→ **WRITTEN INSTRUCTION**
Write out the whole listing again, exactly.

───

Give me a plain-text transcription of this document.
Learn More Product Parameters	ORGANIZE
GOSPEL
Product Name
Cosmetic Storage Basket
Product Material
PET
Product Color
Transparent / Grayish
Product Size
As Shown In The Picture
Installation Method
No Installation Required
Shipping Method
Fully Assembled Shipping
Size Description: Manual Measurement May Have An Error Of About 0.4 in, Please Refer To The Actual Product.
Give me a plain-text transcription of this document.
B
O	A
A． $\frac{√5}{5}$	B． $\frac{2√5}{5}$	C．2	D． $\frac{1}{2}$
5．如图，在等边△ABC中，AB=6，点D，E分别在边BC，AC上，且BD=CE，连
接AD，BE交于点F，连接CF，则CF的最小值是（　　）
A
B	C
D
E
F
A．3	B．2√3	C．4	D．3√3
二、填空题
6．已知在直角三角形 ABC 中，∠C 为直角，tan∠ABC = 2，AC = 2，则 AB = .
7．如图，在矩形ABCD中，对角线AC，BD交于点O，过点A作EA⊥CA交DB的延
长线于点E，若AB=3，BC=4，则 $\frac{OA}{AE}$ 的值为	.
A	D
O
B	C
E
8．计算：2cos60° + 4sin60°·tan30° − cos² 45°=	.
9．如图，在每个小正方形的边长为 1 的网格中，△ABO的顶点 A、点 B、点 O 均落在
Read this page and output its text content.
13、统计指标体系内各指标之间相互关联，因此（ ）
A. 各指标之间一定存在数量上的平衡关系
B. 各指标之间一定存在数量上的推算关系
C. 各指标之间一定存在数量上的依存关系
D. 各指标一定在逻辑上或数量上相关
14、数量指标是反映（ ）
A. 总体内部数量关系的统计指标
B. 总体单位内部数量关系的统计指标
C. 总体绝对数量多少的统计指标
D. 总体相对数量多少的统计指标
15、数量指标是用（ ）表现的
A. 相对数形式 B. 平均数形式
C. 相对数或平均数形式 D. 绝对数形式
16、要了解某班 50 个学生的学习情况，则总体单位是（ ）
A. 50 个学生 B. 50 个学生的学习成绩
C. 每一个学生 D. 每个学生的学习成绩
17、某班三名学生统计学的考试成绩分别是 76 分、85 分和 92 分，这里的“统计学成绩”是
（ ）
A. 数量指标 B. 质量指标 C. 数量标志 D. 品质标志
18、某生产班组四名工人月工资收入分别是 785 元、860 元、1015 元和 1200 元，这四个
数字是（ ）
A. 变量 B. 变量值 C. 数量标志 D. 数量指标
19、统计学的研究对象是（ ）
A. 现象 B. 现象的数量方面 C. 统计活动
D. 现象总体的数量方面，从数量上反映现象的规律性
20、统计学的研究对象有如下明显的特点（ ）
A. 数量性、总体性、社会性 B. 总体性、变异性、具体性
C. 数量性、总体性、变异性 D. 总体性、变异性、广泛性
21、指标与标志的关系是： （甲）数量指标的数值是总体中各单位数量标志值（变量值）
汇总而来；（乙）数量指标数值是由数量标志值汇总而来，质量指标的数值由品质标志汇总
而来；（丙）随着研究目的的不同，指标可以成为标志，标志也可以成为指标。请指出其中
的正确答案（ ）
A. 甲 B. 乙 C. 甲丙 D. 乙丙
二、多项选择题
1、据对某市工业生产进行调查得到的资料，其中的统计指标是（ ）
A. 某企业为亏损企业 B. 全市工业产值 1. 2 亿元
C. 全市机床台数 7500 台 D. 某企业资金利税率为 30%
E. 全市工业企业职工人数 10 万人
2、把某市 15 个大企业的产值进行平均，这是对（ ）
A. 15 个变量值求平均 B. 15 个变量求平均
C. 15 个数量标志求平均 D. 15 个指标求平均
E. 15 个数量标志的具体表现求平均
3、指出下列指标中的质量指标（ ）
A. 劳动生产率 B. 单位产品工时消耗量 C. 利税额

───

→ **FINISHED TASK**
Give me a plain-text transcription of this document.
Learn More Product Parameters	ORGANIZE
GOSPEL
Product Name
Cosmetic Storage Basket
Product Material
PET
Product Color
Transparent / Grayish
Product Size
As Shown In The Picture
Installation Method
No Installation Required
Shipping Method
Fully Assembled Shipping
Size Description: Manual Measurement May Have An Error Of About 0.4 in, Please Refer To The Actual Product.
Give me a plain-text transcription of this document.
B
O	A
A． $\frac{√5}{5}$	B． $\frac{2√5}{5}$	C．2	D． $\frac{1}{2}$
5．如图，在等边△ABC中，AB=6，点D，E分别在边BC，AC上，且BD=CE，连
接AD，BE交于点F，连接CF，则CF的最小值是（　　）
A
B	C
D
E
F
A．3	B．2√3	C．4	D．3√3
二、填空题
6．已知在直角三角形 ABC 中，∠C 为直角，tan∠ABC = 2，AC = 2，则 AB = .
7．如图，在矩形ABCD中，对角线AC，BD交于点O，过点A作EA⊥CA交DB的延
长线于点E，若AB=3，BC=4，则 $\frac{OA}{AE}$ 的值为	.
A	D
O
B	C
E
8．计算：2cos60° + 4sin60°·tan30° − cos² 45°=	.
9．如图，在每个小正方形的边长为 1 的网格中，△ABO的顶点 A、点 B、点 O 均落在
Read this page and output its text content.
13、统计指标体系内各指标之间相互关联，因此（ ）
A. 各指标之间一定存在数量上的平衡关系
B. 各指标之间一定存在数量上的推算关系
C. 各指标之间一定存在数量上的依存关系
D. 各指标一定在逻辑上或数量上相关
14、数量指标是反映（ ）
A. 总体内部数量关系的统计指标
B. 总体单位内部数量关系的统计指标
C. 总体绝对数量多少的统计指标
D. 总体相对数量多少的统计指标
15、数量指标是用（ ）表现的
A. 相对数形式 B. 平均数形式
C. 相对数或平均数形式 D. 绝对数形式
16、要了解某班 50 个学生的学习情况，则总体单位是（ ）
A. 50 个学生 B. 50 个学生的学习成绩
C. 每一个学生 D. 每个学生的学习成绩
17、某班三名学生统计学的考试成绩分别是 76 分、85 分和 92 分，这里的“统计学成绩”是
（ ）
A. 数量指标 B. 质量指标 C. 数量标志 D. 品质标志
18、某生产班组四名工人月工资收入分别是 785 元、860 元、1015 元和 1200 元，这四个
数字是（ ）
A. 变量 B. 变量值 C. 数量标志 D. 数量指标
19、统计学的研究对象是（ ）
A. 现象 B. 现象的数量方面 C. 统计活动
D. 现象总体的数量方面，从数量上反映现象的规律性
20、统计学的研究对象有如下明显的特点（ ）
A. 数量性、总体性、社会性 B. 总体性、变异性、具体性
C. 数量性、总体性、变异性 D. 总体性、变异性、广泛性
21、指标与标志的关系是： （甲）数量指标的数值是总体中各单位数量标志值（变量值）
汇总而来；（乙）数量指标数值是由数量标志值汇总而来，质量指标的数值由品质标志汇总
而来；（丙）随着研究目的的不同，指标可以成为标志，标志也可以成为指标。请指出其中
的正确答案（ ）
A. 甲 B. 乙 C. 甲丙 D. 乙丙
二、多项选择题
1、据对某市工业生产进行调查得到的资料，其中的统计指标是（ ）
A. 某企业为亏损企业 B. 全市工业产值 1. 2 亿元
C. 全市机床台数 7500 台 D. 某企业资金利税率为 30%
E. 全市工业企业职工人数 10 万人
2、把某市 15 个大企业的产值进行平均，这是对（ ）
A. 15 个变量值求平均 B. 15 个变量求平均
C. 15 个数量标志求平均 D. 15 个指标求平均
E. 15 个数量标志的具体表现求平均
3、指出下列指标中的质量指标（ ）
A. 劳动生产率 B. 单位产品工时消耗量 C. 利税额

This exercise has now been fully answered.